# DESCRIPTION OF THE TASK
Turn every line of the items below into a single numbered list, skipping any blank lines.
::: DATASET RECORDS :::
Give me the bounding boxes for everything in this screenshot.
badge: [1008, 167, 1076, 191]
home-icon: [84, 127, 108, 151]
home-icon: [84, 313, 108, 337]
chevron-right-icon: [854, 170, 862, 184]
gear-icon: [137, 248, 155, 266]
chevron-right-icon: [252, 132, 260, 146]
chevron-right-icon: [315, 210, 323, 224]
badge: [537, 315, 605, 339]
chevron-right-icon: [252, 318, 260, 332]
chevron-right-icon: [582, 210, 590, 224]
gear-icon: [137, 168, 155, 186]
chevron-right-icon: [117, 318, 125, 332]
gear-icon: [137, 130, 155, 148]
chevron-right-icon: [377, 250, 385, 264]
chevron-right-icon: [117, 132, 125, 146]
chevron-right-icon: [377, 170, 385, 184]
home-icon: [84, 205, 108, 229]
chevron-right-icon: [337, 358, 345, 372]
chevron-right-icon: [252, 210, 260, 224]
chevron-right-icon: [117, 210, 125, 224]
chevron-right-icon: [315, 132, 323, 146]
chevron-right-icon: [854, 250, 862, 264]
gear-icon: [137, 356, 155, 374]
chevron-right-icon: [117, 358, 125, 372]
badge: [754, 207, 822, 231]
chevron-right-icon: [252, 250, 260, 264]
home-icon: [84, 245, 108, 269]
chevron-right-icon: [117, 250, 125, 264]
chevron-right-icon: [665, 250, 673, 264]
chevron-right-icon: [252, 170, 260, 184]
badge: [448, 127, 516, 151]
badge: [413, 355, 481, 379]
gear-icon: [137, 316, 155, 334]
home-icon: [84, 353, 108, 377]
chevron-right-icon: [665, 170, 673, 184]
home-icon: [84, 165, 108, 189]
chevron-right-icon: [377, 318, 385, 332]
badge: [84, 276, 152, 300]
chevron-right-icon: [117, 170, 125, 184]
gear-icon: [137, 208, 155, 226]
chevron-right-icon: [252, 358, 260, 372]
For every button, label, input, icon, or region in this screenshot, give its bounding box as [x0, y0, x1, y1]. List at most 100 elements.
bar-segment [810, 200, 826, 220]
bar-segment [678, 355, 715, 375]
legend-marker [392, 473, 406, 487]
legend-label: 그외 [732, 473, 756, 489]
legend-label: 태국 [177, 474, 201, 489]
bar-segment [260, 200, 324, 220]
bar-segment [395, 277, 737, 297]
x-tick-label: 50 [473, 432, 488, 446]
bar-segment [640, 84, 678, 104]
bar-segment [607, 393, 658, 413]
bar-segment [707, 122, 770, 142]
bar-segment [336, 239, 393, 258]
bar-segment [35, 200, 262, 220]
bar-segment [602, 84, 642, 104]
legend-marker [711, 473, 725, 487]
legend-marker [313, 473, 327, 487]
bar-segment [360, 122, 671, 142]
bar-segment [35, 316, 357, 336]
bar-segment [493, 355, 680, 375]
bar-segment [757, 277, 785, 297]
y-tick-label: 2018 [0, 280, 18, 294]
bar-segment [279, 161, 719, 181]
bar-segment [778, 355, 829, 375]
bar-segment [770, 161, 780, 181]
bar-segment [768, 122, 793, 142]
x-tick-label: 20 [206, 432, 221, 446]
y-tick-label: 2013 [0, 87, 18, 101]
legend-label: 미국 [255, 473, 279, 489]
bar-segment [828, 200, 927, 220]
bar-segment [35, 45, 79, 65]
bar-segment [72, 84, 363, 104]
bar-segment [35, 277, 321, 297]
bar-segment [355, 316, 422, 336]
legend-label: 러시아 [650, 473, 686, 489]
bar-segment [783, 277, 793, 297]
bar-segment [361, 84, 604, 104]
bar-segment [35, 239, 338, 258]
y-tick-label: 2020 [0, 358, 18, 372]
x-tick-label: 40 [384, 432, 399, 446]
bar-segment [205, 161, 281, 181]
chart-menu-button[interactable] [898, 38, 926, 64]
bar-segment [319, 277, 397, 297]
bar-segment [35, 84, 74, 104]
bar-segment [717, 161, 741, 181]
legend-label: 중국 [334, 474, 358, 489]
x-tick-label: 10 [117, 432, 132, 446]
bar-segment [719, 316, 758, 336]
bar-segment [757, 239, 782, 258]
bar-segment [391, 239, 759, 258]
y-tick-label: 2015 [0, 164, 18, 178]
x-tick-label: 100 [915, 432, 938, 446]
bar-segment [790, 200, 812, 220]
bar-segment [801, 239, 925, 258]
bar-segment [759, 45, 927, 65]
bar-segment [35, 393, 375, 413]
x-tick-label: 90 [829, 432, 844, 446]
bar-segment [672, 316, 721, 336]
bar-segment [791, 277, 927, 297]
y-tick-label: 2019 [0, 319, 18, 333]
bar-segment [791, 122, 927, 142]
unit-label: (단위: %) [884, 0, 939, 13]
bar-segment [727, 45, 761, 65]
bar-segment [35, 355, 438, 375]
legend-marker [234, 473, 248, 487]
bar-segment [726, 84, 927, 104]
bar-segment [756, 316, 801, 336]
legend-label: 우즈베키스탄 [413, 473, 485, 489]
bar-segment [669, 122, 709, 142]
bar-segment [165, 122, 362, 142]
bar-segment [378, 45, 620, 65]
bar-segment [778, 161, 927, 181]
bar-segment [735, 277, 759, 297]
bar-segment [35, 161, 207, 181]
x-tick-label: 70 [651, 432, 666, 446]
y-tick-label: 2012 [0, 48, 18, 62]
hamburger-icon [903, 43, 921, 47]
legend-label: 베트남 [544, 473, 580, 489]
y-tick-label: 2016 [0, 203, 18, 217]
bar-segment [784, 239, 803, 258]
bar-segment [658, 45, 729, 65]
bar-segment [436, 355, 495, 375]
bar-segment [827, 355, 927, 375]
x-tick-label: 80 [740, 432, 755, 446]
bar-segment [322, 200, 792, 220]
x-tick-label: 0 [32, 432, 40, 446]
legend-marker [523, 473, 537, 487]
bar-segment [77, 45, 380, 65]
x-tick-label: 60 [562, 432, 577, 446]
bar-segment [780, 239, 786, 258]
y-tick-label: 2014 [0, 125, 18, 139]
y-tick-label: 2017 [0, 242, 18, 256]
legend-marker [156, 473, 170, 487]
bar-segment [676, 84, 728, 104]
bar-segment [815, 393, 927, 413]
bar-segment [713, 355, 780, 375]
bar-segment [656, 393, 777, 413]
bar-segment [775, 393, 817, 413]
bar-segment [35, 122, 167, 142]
:::
# ANSWER IN FULL
1. Give me the bounding boxes for everything in this screenshot.
2. badge: [1008, 167, 1076, 191]
3. home-icon: [84, 127, 108, 151]
4. home-icon: [84, 313, 108, 337]
5. chevron-right-icon: [854, 170, 862, 184]
6. gear-icon: [137, 248, 155, 266]
7. chevron-right-icon: [252, 132, 260, 146]
8. chevron-right-icon: [315, 210, 323, 224]
9. badge: [537, 315, 605, 339]
10. chevron-right-icon: [252, 318, 260, 332]
11. chevron-right-icon: [582, 210, 590, 224]
12. gear-icon: [137, 168, 155, 186]
13. chevron-right-icon: [117, 318, 125, 332]
14. gear-icon: [137, 130, 155, 148]
15. chevron-right-icon: [377, 250, 385, 264]
16. chevron-right-icon: [117, 132, 125, 146]
17. chevron-right-icon: [377, 170, 385, 184]
18. home-icon: [84, 205, 108, 229]
19. chevron-right-icon: [337, 358, 345, 372]
20. chevron-right-icon: [252, 210, 260, 224]
21. chevron-right-icon: [117, 210, 125, 224]
22. chevron-right-icon: [315, 132, 323, 146]
23. chevron-right-icon: [854, 250, 862, 264]
24. gear-icon: [137, 356, 155, 374]
25. chevron-right-icon: [117, 358, 125, 372]
26. badge: [754, 207, 822, 231]
27. chevron-right-icon: [252, 250, 260, 264]
28. home-icon: [84, 245, 108, 269]
29. chevron-right-icon: [117, 250, 125, 264]
30. chevron-right-icon: [665, 250, 673, 264]
31. chevron-right-icon: [252, 170, 260, 184]
32. badge: [448, 127, 516, 151]
33. badge: [413, 355, 481, 379]
34. gear-icon: [137, 316, 155, 334]
35. home-icon: [84, 353, 108, 377]
36. chevron-right-icon: [665, 170, 673, 184]
37. home-icon: [84, 165, 108, 189]
38. chevron-right-icon: [377, 318, 385, 332]
39. badge: [84, 276, 152, 300]
40. chevron-right-icon: [117, 170, 125, 184]
41. gear-icon: [137, 208, 155, 226]
42. chevron-right-icon: [252, 358, 260, 372]
43. For every button, label, input, icon, or region in this screenshot, give its bounding box as [x0, y0, x1, y1]. List at most 100 elements.
44. bar-segment [810, 200, 826, 220]
45. bar-segment [678, 355, 715, 375]
46. legend-marker [392, 473, 406, 487]
47. legend-label: 그외 [732, 473, 756, 489]
48. legend-label: 태국 [177, 474, 201, 489]
49. bar-segment [260, 200, 324, 220]
50. bar-segment [395, 277, 737, 297]
51. x-tick-label: 50 [473, 432, 488, 446]
52. bar-segment [640, 84, 678, 104]
53. bar-segment [607, 393, 658, 413]
54. bar-segment [707, 122, 770, 142]
55. bar-segment [336, 239, 393, 258]
56. bar-segment [35, 200, 262, 220]
57. bar-segment [602, 84, 642, 104]
58. legend-marker [711, 473, 725, 487]
59. legend-marker [313, 473, 327, 487]
60. bar-segment [360, 122, 671, 142]
61. bar-segment [35, 316, 357, 336]
62. bar-segment [493, 355, 680, 375]
63. bar-segment [757, 277, 785, 297]
64. y-tick-label: 2018 [0, 280, 18, 294]
65. bar-segment [279, 161, 719, 181]
66. bar-segment [778, 355, 829, 375]
67. bar-segment [770, 161, 780, 181]
68. bar-segment [768, 122, 793, 142]
69. x-tick-label: 20 [206, 432, 221, 446]
70. y-tick-label: 2013 [0, 87, 18, 101]
71. legend-label: 미국 [255, 473, 279, 489]
72. bar-segment [828, 200, 927, 220]
73. bar-segment [35, 45, 79, 65]
74. bar-segment [72, 84, 363, 104]
75. bar-segment [35, 277, 321, 297]
76. bar-segment [355, 316, 422, 336]
77. legend-label: 러시아 [650, 473, 686, 489]
78. bar-segment [783, 277, 793, 297]
79. bar-segment [361, 84, 604, 104]
80. bar-segment [35, 239, 338, 258]
81. y-tick-label: 2020 [0, 358, 18, 372]
82. x-tick-label: 40 [384, 432, 399, 446]
83. bar-segment [205, 161, 281, 181]
84. chart-menu-button[interactable] [898, 38, 926, 64]
85. bar-segment [319, 277, 397, 297]
86. bar-segment [35, 84, 74, 104]
87. bar-segment [717, 161, 741, 181]
88. legend-label: 중국 [334, 474, 358, 489]
89. x-tick-label: 10 [117, 432, 132, 446]
90. bar-segment [719, 316, 758, 336]
91. bar-segment [757, 239, 782, 258]
92. bar-segment [391, 239, 759, 258]
93. y-tick-label: 2015 [0, 164, 18, 178]
94. x-tick-label: 100 [915, 432, 938, 446]
95. bar-segment [790, 200, 812, 220]
96. bar-segment [801, 239, 925, 258]
97. bar-segment [759, 45, 927, 65]
98. bar-segment [35, 393, 375, 413]
99. x-tick-label: 90 [829, 432, 844, 446]
100. bar-segment [672, 316, 721, 336]
101. bar-segment [791, 277, 927, 297]
102. y-tick-label: 2019 [0, 319, 18, 333]
103. bar-segment [791, 122, 927, 142]
104. unit-label: (단위: %) [884, 0, 939, 13]
105. bar-segment [727, 45, 761, 65]
106. bar-segment [35, 355, 438, 375]
107. legend-marker [234, 473, 248, 487]
108. bar-segment [726, 84, 927, 104]
109. bar-segment [756, 316, 801, 336]
110. legend-label: 우즈베키스탄 [413, 473, 485, 489]
111. bar-segment [669, 122, 709, 142]
112. bar-segment [165, 122, 362, 142]
113. bar-segment [378, 45, 620, 65]
114. bar-segment [778, 161, 927, 181]
115. bar-segment [735, 277, 759, 297]
116. bar-segment [35, 161, 207, 181]
117. x-tick-label: 70 [651, 432, 666, 446]
118. y-tick-label: 2012 [0, 48, 18, 62]
119. hamburger-icon [903, 43, 921, 47]
120. legend-label: 베트남 [544, 473, 580, 489]
121. y-tick-label: 2016 [0, 203, 18, 217]
122. bar-segment [784, 239, 803, 258]
123. bar-segment [658, 45, 729, 65]
124. bar-segment [436, 355, 495, 375]
125. bar-segment [827, 355, 927, 375]
126. x-tick-label: 80 [740, 432, 755, 446]
127. bar-segment [322, 200, 792, 220]
128. x-tick-label: 0 [32, 432, 40, 446]
129. legend-marker [523, 473, 537, 487]
130. bar-segment [77, 45, 380, 65]
131. x-tick-label: 60 [562, 432, 577, 446]
132. bar-segment [780, 239, 786, 258]
133. y-tick-label: 2014 [0, 125, 18, 139]
134. y-tick-label: 2017 [0, 242, 18, 256]
135. legend-marker [156, 473, 170, 487]
136. bar-segment [676, 84, 728, 104]
137. bar-segment [815, 393, 927, 413]
138. bar-segment [713, 355, 780, 375]
139. bar-segment [656, 393, 777, 413]
140. bar-segment [775, 393, 817, 413]
141. bar-segment [35, 122, 167, 142]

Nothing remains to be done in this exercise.